__Aim of the task__:
Search the material below for the word "منصوب". Copy every line that has it.

__Entries shown__:
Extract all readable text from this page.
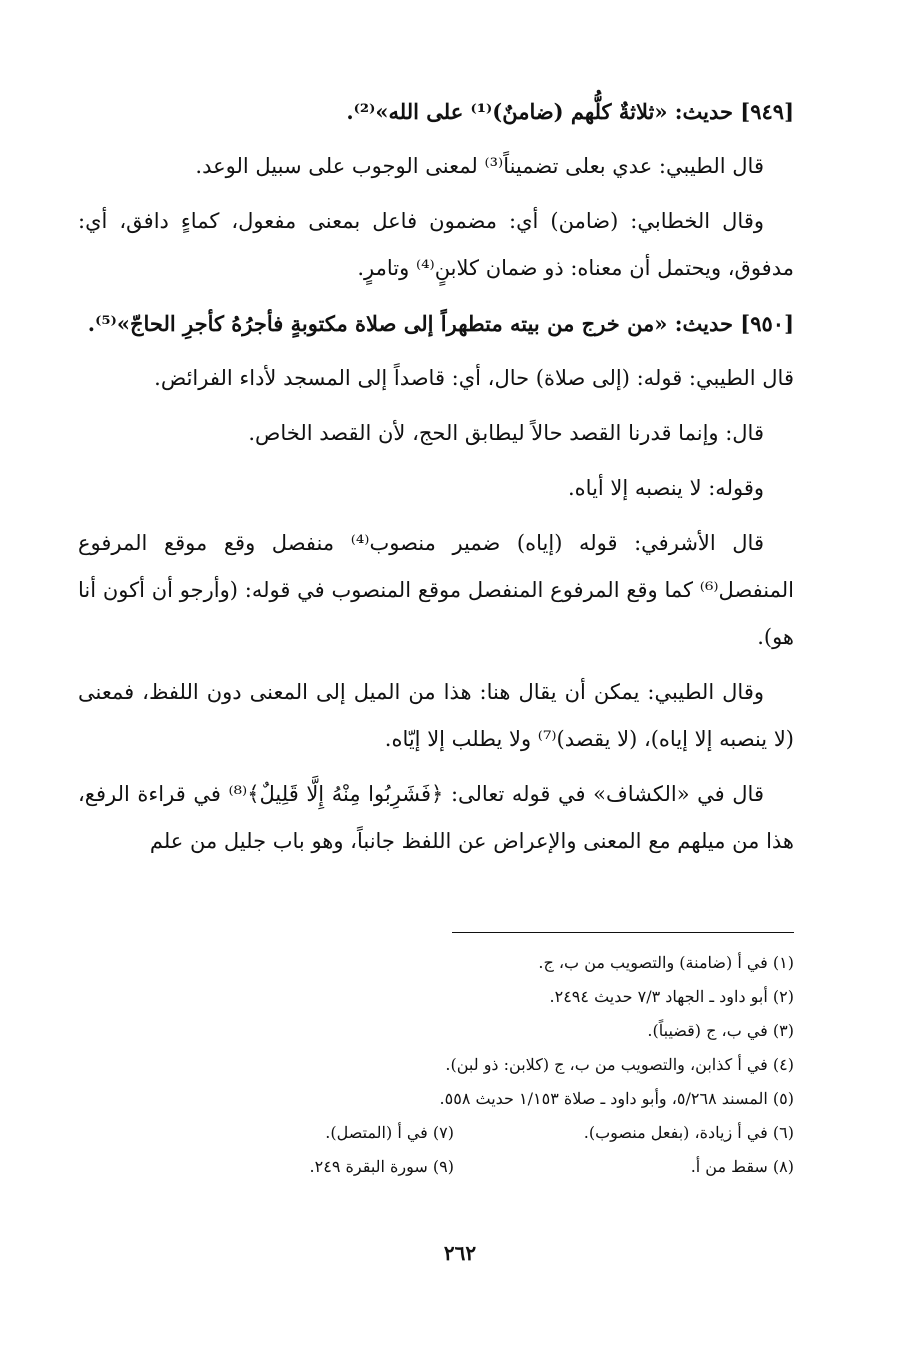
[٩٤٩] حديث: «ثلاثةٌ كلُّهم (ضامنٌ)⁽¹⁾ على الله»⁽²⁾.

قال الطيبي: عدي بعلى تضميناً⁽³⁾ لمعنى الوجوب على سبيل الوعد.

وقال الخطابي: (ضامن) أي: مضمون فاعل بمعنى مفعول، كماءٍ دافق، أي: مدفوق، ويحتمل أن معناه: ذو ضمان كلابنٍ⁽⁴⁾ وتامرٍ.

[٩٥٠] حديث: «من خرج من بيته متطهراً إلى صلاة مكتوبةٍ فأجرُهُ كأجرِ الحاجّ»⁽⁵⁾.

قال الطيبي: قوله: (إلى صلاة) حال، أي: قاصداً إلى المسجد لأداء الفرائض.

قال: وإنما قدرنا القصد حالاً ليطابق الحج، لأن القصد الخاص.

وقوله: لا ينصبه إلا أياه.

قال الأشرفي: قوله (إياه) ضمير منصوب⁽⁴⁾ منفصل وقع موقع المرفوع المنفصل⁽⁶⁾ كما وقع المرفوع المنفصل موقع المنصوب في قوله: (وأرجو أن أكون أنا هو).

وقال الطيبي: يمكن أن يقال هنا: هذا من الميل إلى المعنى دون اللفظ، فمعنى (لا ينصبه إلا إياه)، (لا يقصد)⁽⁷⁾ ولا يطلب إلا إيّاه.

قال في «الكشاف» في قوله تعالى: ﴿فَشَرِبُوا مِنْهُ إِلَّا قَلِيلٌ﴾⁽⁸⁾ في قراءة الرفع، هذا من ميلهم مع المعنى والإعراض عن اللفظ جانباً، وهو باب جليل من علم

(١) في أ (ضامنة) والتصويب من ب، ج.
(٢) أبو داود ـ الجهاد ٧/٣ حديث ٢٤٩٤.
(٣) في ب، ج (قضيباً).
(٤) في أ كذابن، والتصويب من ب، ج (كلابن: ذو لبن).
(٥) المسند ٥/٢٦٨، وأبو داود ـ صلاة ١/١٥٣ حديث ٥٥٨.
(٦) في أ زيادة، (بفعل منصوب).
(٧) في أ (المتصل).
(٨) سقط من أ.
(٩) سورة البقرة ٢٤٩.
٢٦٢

...

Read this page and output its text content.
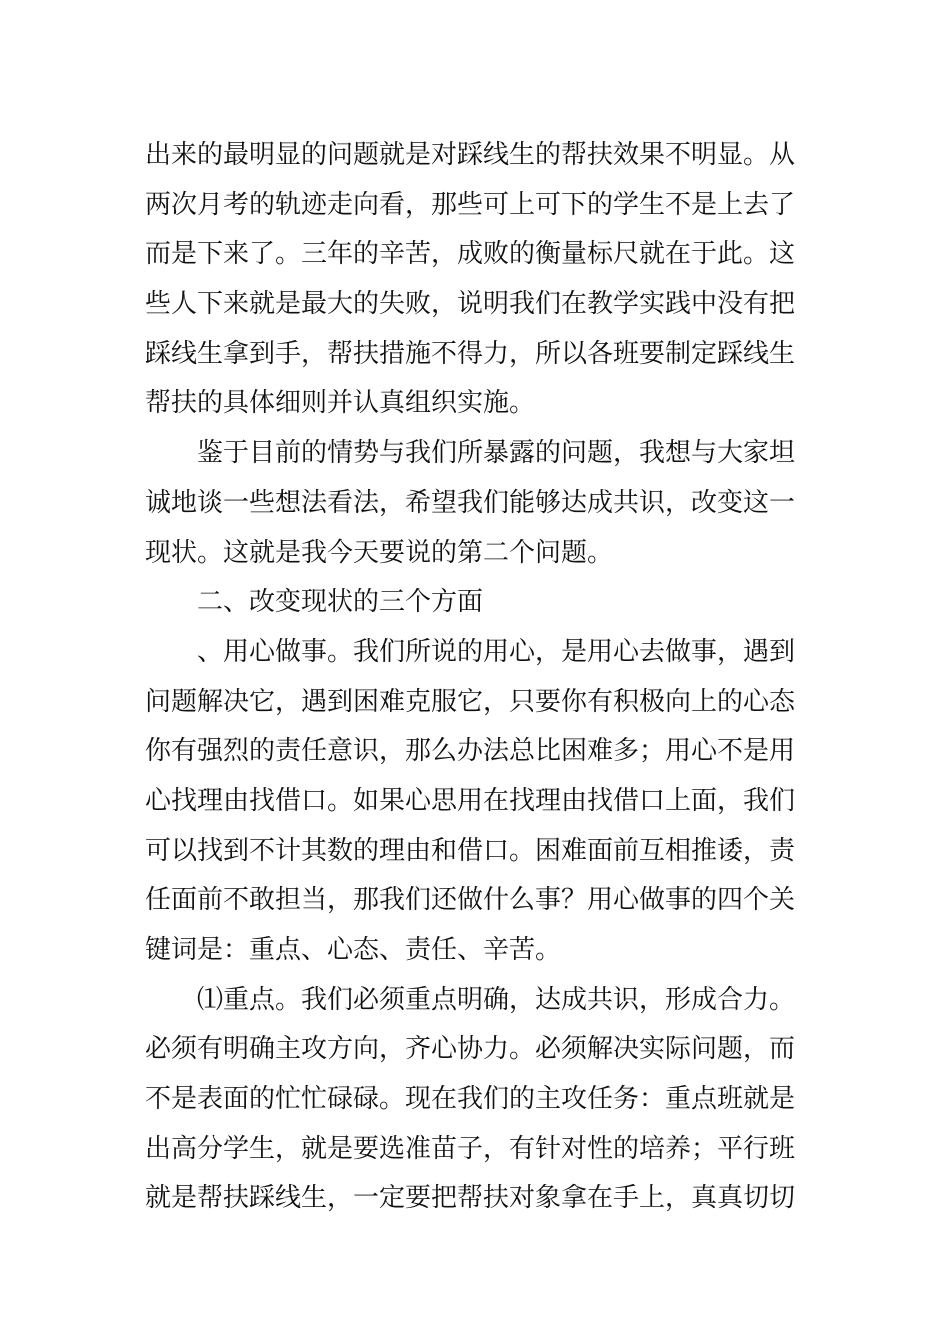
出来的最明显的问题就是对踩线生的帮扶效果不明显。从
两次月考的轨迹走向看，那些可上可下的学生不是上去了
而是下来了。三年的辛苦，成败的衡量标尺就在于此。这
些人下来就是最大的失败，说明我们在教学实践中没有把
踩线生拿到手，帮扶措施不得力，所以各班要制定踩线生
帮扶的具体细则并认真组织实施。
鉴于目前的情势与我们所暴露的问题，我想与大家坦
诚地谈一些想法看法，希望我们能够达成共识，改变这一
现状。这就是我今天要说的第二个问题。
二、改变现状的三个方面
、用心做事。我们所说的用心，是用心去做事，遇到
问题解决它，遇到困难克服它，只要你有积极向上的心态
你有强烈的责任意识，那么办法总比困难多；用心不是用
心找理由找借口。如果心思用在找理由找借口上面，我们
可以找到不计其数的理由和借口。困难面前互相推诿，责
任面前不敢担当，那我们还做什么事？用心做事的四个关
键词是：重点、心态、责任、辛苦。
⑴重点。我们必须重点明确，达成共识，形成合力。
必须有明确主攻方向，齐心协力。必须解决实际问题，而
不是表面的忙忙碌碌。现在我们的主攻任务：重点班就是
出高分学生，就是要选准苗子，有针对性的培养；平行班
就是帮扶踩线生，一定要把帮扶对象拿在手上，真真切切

__Output for this task__:
قال الأشرفي: قوله (إياه) ضمير منصوب⁽⁴⁾ منفصل وقع موقع المرفوع المنفصل⁽⁶⁾ كما وقع المرفوع المنفصل موقع المنصوب في قوله: (وأرجو أن أكون أنا هو).
(٦) في أ زيادة، (بفعل منصوب).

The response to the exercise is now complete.